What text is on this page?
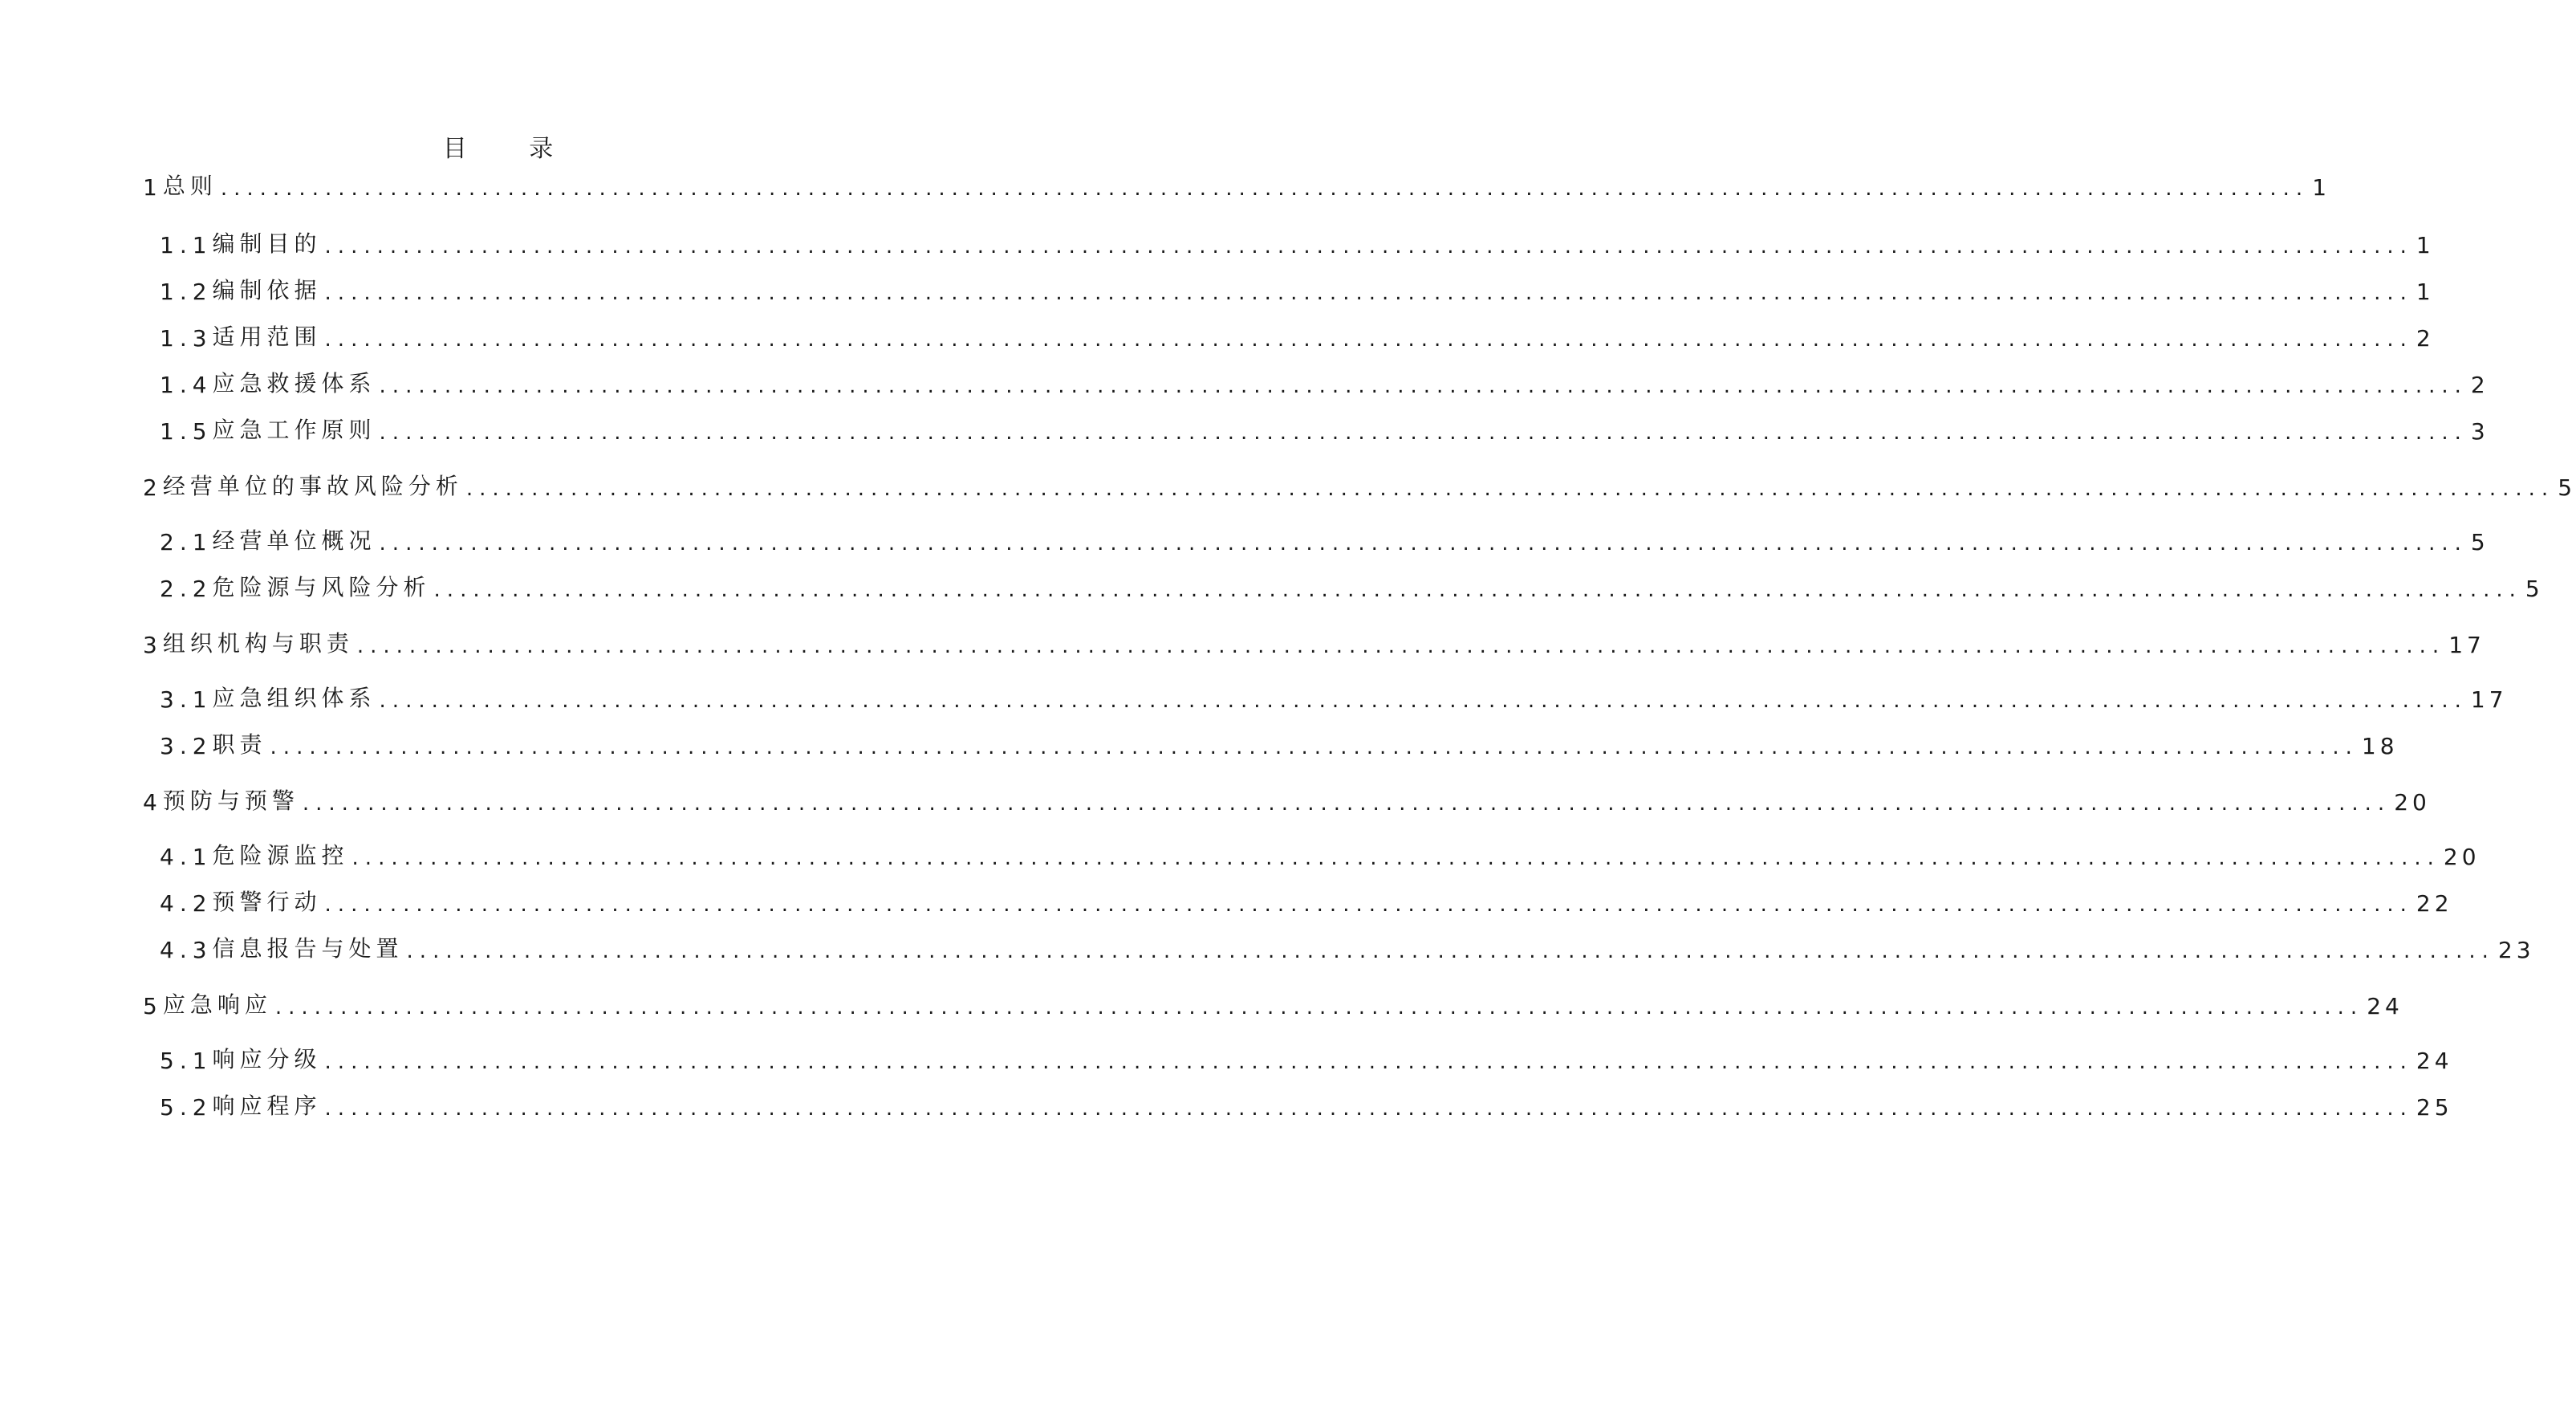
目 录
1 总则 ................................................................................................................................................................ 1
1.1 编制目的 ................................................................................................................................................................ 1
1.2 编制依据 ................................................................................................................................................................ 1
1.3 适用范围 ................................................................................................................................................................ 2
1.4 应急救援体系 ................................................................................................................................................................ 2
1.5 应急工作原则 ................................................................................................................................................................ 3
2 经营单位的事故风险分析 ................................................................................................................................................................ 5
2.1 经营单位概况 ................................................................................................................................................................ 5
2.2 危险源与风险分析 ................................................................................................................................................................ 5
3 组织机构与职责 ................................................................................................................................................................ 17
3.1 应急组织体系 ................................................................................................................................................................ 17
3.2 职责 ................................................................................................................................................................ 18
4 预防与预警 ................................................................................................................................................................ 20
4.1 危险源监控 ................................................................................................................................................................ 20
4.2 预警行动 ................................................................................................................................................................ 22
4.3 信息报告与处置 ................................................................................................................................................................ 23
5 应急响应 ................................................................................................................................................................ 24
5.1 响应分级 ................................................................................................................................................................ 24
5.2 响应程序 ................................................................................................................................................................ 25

· · ·

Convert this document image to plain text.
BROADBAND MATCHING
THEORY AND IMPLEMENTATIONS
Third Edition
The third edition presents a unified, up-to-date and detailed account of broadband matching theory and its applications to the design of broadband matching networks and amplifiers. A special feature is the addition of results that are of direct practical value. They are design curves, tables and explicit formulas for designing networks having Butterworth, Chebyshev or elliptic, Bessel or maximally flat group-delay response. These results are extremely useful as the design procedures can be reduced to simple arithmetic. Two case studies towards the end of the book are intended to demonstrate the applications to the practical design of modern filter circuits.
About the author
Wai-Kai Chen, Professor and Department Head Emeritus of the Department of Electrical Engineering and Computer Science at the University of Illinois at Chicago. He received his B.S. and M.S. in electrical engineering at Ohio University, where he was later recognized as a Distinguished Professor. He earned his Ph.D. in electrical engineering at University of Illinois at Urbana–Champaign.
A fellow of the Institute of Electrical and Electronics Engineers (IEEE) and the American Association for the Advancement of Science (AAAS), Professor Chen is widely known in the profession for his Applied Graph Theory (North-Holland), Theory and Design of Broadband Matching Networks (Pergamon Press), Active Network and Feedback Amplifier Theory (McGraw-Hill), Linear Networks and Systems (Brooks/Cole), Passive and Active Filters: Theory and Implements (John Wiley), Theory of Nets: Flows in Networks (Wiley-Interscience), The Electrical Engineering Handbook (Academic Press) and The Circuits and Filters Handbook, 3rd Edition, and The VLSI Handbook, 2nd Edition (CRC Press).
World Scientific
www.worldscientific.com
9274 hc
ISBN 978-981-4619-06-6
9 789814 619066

· · ·

> **The exercise**
Check each line of the records for the word "text", and show the lines that contain it.

> **In response**
What text is on this page?
Convert this document image to plain text.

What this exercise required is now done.